* start *

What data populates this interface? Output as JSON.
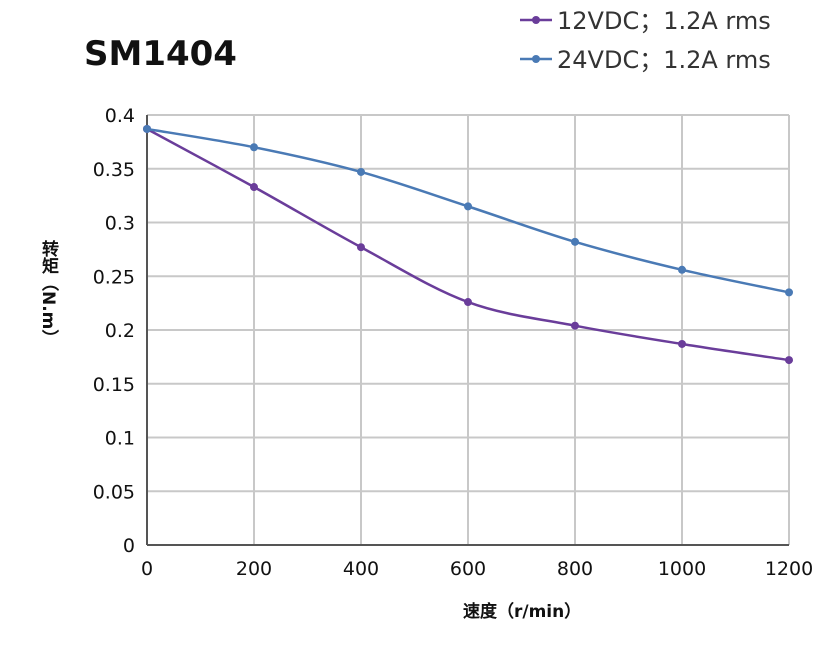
{
  "chart_data": {
    "type": "line",
    "title": "SM1404",
    "xlabel": "速度（r/min）",
    "ylabel": "转矩（N.m）",
    "xlim": [
      0,
      1200
    ],
    "ylim": [
      0,
      0.4
    ],
    "xticks": [
      "0",
      "200",
      "400",
      "600",
      "800",
      "1000",
      "1200"
    ],
    "yticks": [
      "0",
      "0.05",
      "0.1",
      "0.15",
      "0.2",
      "0.25",
      "0.3",
      "0.35",
      "0.4"
    ],
    "grid": true,
    "legend": "top-right",
    "x": [
      0,
      200,
      400,
      600,
      800,
      1000,
      1200
    ],
    "series": [
      {
        "name": "12VDC；1.2A rms",
        "color": "#6a3d9a",
        "values": [
          0.387,
          0.333,
          0.277,
          0.226,
          0.204,
          0.187,
          0.172
        ]
      },
      {
        "name": "24VDC；1.2A rms",
        "color": "#4a7ab5",
        "values": [
          0.387,
          0.37,
          0.347,
          0.315,
          0.282,
          0.256,
          0.235
        ]
      }
    ]
  }
}
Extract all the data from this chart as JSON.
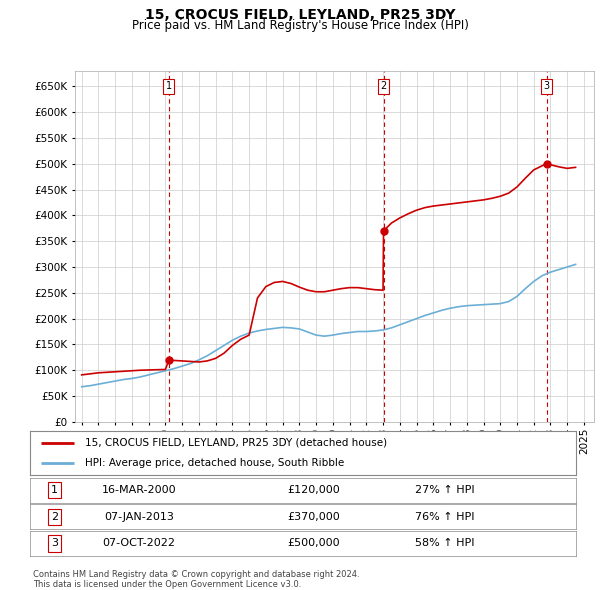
{
  "title": "15, CROCUS FIELD, LEYLAND, PR25 3DY",
  "subtitle": "Price paid vs. HM Land Registry's House Price Index (HPI)",
  "ylabel_ticks": [
    "£0",
    "£50K",
    "£100K",
    "£150K",
    "£200K",
    "£250K",
    "£300K",
    "£350K",
    "£400K",
    "£450K",
    "£500K",
    "£550K",
    "£600K",
    "£650K"
  ],
  "ytick_values": [
    0,
    50000,
    100000,
    150000,
    200000,
    250000,
    300000,
    350000,
    400000,
    450000,
    500000,
    550000,
    600000,
    650000
  ],
  "ylim": [
    0,
    680000
  ],
  "hpi_color": "#6baed6",
  "price_color": "#cc0000",
  "vline_color": "#cc0000",
  "grid_color": "#cccccc",
  "bg_color": "#ffffff",
  "transaction_dates_decimal": [
    2000.21,
    2013.03,
    2022.77
  ],
  "transaction_prices": [
    120000,
    370000,
    500000
  ],
  "transaction_labels": [
    "1",
    "2",
    "3"
  ],
  "legend_line1": "15, CROCUS FIELD, LEYLAND, PR25 3DY (detached house)",
  "legend_line2": "HPI: Average price, detached house, South Ribble",
  "table_rows": [
    [
      "1",
      "16-MAR-2000",
      "£120,000",
      "27% ↑ HPI"
    ],
    [
      "2",
      "07-JAN-2013",
      "£370,000",
      "76% ↑ HPI"
    ],
    [
      "3",
      "07-OCT-2022",
      "£500,000",
      "58% ↑ HPI"
    ]
  ],
  "footnote": "Contains HM Land Registry data © Crown copyright and database right 2024.\nThis data is licensed under the Open Government Licence v3.0.",
  "hpi_x": [
    1995.0,
    1995.5,
    1996.0,
    1996.5,
    1997.0,
    1997.5,
    1998.0,
    1998.5,
    1999.0,
    1999.5,
    2000.0,
    2000.5,
    2001.0,
    2001.5,
    2002.0,
    2002.5,
    2003.0,
    2003.5,
    2004.0,
    2004.5,
    2005.0,
    2005.5,
    2006.0,
    2006.5,
    2007.0,
    2007.5,
    2008.0,
    2008.5,
    2009.0,
    2009.5,
    2010.0,
    2010.5,
    2011.0,
    2011.5,
    2012.0,
    2012.5,
    2013.0,
    2013.5,
    2014.0,
    2014.5,
    2015.0,
    2015.5,
    2016.0,
    2016.5,
    2017.0,
    2017.5,
    2018.0,
    2018.5,
    2019.0,
    2019.5,
    2020.0,
    2020.5,
    2021.0,
    2021.5,
    2022.0,
    2022.5,
    2023.0,
    2023.5,
    2024.0,
    2024.5
  ],
  "hpi_y": [
    68000,
    70000,
    73000,
    76000,
    79000,
    82000,
    84000,
    87000,
    91000,
    95000,
    99000,
    103000,
    108000,
    113000,
    120000,
    128000,
    138000,
    148000,
    158000,
    166000,
    172000,
    176000,
    179000,
    181000,
    183000,
    182000,
    180000,
    174000,
    168000,
    166000,
    168000,
    171000,
    173000,
    175000,
    175000,
    176000,
    178000,
    182000,
    188000,
    194000,
    200000,
    206000,
    211000,
    216000,
    220000,
    223000,
    225000,
    226000,
    227000,
    228000,
    229000,
    233000,
    243000,
    258000,
    272000,
    283000,
    290000,
    295000,
    300000,
    305000
  ],
  "price_x": [
    1995.0,
    1995.5,
    1996.0,
    1996.5,
    1997.0,
    1997.5,
    1998.0,
    1998.5,
    1999.0,
    1999.5,
    2000.0,
    2000.21,
    2000.5,
    2001.0,
    2001.5,
    2002.0,
    2002.5,
    2003.0,
    2003.5,
    2004.0,
    2004.5,
    2005.0,
    2005.5,
    2006.0,
    2006.5,
    2007.0,
    2007.5,
    2008.0,
    2008.5,
    2009.0,
    2009.5,
    2010.0,
    2010.5,
    2011.0,
    2011.5,
    2012.0,
    2012.5,
    2013.0,
    2013.03,
    2013.5,
    2014.0,
    2014.5,
    2015.0,
    2015.5,
    2016.0,
    2016.5,
    2017.0,
    2017.5,
    2018.0,
    2018.5,
    2019.0,
    2019.5,
    2020.0,
    2020.5,
    2021.0,
    2021.5,
    2022.0,
    2022.5,
    2022.77,
    2023.0,
    2023.5,
    2024.0,
    2024.5
  ],
  "price_y": [
    91000,
    93000,
    95000,
    96000,
    97000,
    98000,
    99000,
    100000,
    100500,
    101000,
    101500,
    120000,
    119000,
    118000,
    117000,
    116000,
    118000,
    123000,
    133000,
    148000,
    160000,
    168000,
    240000,
    262000,
    270000,
    272000,
    268000,
    261000,
    255000,
    252000,
    252000,
    255000,
    258000,
    260000,
    260000,
    258000,
    256000,
    255000,
    370000,
    385000,
    395000,
    403000,
    410000,
    415000,
    418000,
    420000,
    422000,
    424000,
    426000,
    428000,
    430000,
    433000,
    437000,
    443000,
    455000,
    472000,
    488000,
    496000,
    500000,
    498000,
    494000,
    491000,
    493000
  ]
}
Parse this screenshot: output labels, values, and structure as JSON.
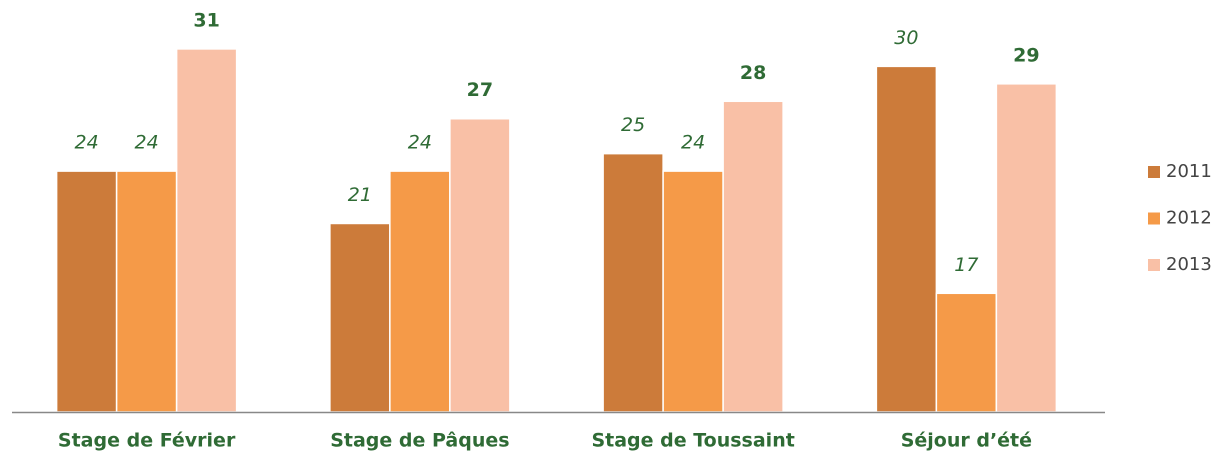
{
  "chart_data": {
    "type": "bar",
    "categories": [
      "Stage de Février",
      "Stage de Pâques",
      "Stage de Toussaint",
      "Séjour d’été"
    ],
    "series": [
      {
        "name": "2011",
        "color": "#cc7b3a",
        "label_style": "italic",
        "values": [
          24,
          21,
          25,
          30
        ]
      },
      {
        "name": "2012",
        "color": "#f59a48",
        "label_style": "italic",
        "values": [
          24,
          24,
          24,
          17
        ]
      },
      {
        "name": "2013",
        "color": "#f9c0a6",
        "label_style": "bold",
        "values": [
          31,
          27,
          28,
          29
        ]
      }
    ],
    "ylim": [
      10.2,
      33
    ],
    "legend": "right"
  }
}
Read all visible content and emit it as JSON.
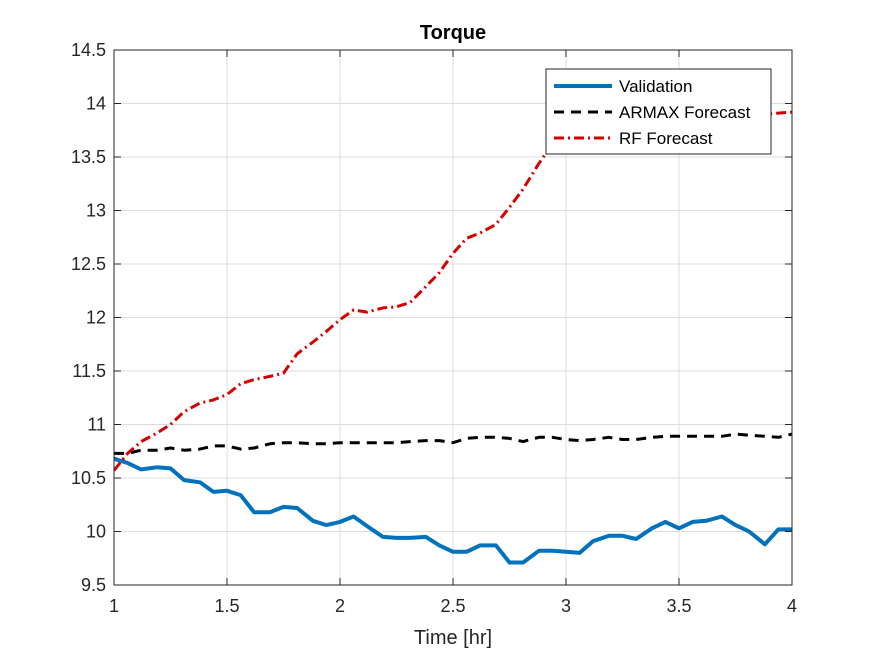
{
  "chart_data": {
    "type": "line",
    "title": "Torque",
    "xlabel": "Time [hr]",
    "ylabel": "",
    "xlim": [
      1,
      4
    ],
    "ylim": [
      9.5,
      14.5
    ],
    "xticks": [
      "1",
      "1.5",
      "2",
      "2.5",
      "3",
      "3.5",
      "4"
    ],
    "yticks": [
      "9.5",
      "10",
      "10.5",
      "11",
      "11.5",
      "12",
      "12.5",
      "13",
      "13.5",
      "14",
      "14.5"
    ],
    "grid": true,
    "legend_position": "top-right",
    "series": [
      {
        "name": "Validation",
        "color": "#0072BD",
        "style": "solid",
        "x": [
          1.0,
          1.06,
          1.12,
          1.19,
          1.25,
          1.31,
          1.38,
          1.44,
          1.5,
          1.56,
          1.62,
          1.69,
          1.75,
          1.81,
          1.88,
          1.94,
          2.0,
          2.06,
          2.12,
          2.19,
          2.25,
          2.31,
          2.38,
          2.44,
          2.5,
          2.56,
          2.62,
          2.69,
          2.75,
          2.81,
          2.88,
          2.94,
          3.0,
          3.06,
          3.12,
          3.19,
          3.25,
          3.31,
          3.38,
          3.44,
          3.5,
          3.56,
          3.62,
          3.69,
          3.75,
          3.81,
          3.88,
          3.94,
          4.0
        ],
        "y": [
          10.68,
          10.64,
          10.58,
          10.6,
          10.59,
          10.48,
          10.46,
          10.37,
          10.38,
          10.34,
          10.18,
          10.18,
          10.23,
          10.22,
          10.1,
          10.06,
          10.09,
          10.14,
          10.05,
          9.95,
          9.94,
          9.94,
          9.95,
          9.87,
          9.81,
          9.81,
          9.87,
          9.87,
          9.71,
          9.71,
          9.82,
          9.82,
          9.81,
          9.8,
          9.91,
          9.96,
          9.96,
          9.93,
          10.03,
          10.09,
          10.03,
          10.09,
          10.1,
          10.14,
          10.06,
          10.0,
          9.88,
          10.02,
          10.02
        ]
      },
      {
        "name": "ARMAX Forecast",
        "color": "#000000",
        "style": "dashed",
        "x": [
          1.0,
          1.06,
          1.12,
          1.19,
          1.25,
          1.31,
          1.38,
          1.44,
          1.5,
          1.56,
          1.62,
          1.69,
          1.75,
          1.81,
          1.88,
          1.94,
          2.0,
          2.06,
          2.12,
          2.19,
          2.25,
          2.31,
          2.38,
          2.44,
          2.5,
          2.56,
          2.62,
          2.69,
          2.75,
          2.81,
          2.88,
          2.94,
          3.0,
          3.06,
          3.12,
          3.19,
          3.25,
          3.31,
          3.38,
          3.44,
          3.5,
          3.56,
          3.62,
          3.69,
          3.75,
          3.81,
          3.88,
          3.94,
          4.0
        ],
        "y": [
          10.73,
          10.73,
          10.76,
          10.76,
          10.78,
          10.76,
          10.77,
          10.8,
          10.8,
          10.77,
          10.78,
          10.82,
          10.83,
          10.83,
          10.82,
          10.82,
          10.83,
          10.83,
          10.83,
          10.83,
          10.83,
          10.84,
          10.85,
          10.85,
          10.83,
          10.87,
          10.88,
          10.88,
          10.87,
          10.84,
          10.88,
          10.88,
          10.86,
          10.85,
          10.86,
          10.88,
          10.86,
          10.86,
          10.88,
          10.89,
          10.89,
          10.89,
          10.89,
          10.89,
          10.91,
          10.9,
          10.89,
          10.88,
          10.91
        ]
      },
      {
        "name": "RF Forecast",
        "color": "#D40000",
        "style": "dashdot",
        "x": [
          1.0,
          1.06,
          1.12,
          1.19,
          1.25,
          1.31,
          1.38,
          1.44,
          1.5,
          1.56,
          1.62,
          1.69,
          1.75,
          1.81,
          1.88,
          1.94,
          2.0,
          2.06,
          2.12,
          2.19,
          2.25,
          2.31,
          2.38,
          2.44,
          2.5,
          2.56,
          2.62,
          2.69,
          2.75,
          2.81,
          2.88,
          2.94,
          3.0,
          3.06,
          3.12,
          3.19,
          3.25,
          3.31,
          3.38,
          3.44,
          3.5,
          3.56,
          3.62,
          3.69,
          3.75,
          3.81,
          3.88,
          3.94,
          4.0
        ],
        "y": [
          10.57,
          10.73,
          10.84,
          10.92,
          11.0,
          11.12,
          11.2,
          11.23,
          11.28,
          11.38,
          11.42,
          11.45,
          11.48,
          11.66,
          11.77,
          11.87,
          11.98,
          12.07,
          12.05,
          12.09,
          12.1,
          12.14,
          12.29,
          12.42,
          12.6,
          12.74,
          12.79,
          12.87,
          13.03,
          13.2,
          13.44,
          13.62,
          13.7,
          13.76,
          13.82,
          13.86,
          13.88,
          13.88,
          13.88,
          13.89,
          13.89,
          13.89,
          13.89,
          13.9,
          13.9,
          13.9,
          13.9,
          13.91,
          13.92
        ]
      }
    ]
  }
}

* end *

## WORK TO BE COMPLETED:
Check each line of the records for the word "name" and extract those that contain it.

## FULL RESPONSE:
        "name": "12VDC；1.2A rms",
        "name": "24VDC；1.2A rms",
        "name": "2011",
        "name": "2012",
        "name": "2013",
        "name": "Validation",
        "name": "ARMAX Forecast",
        "name": "RF Forecast",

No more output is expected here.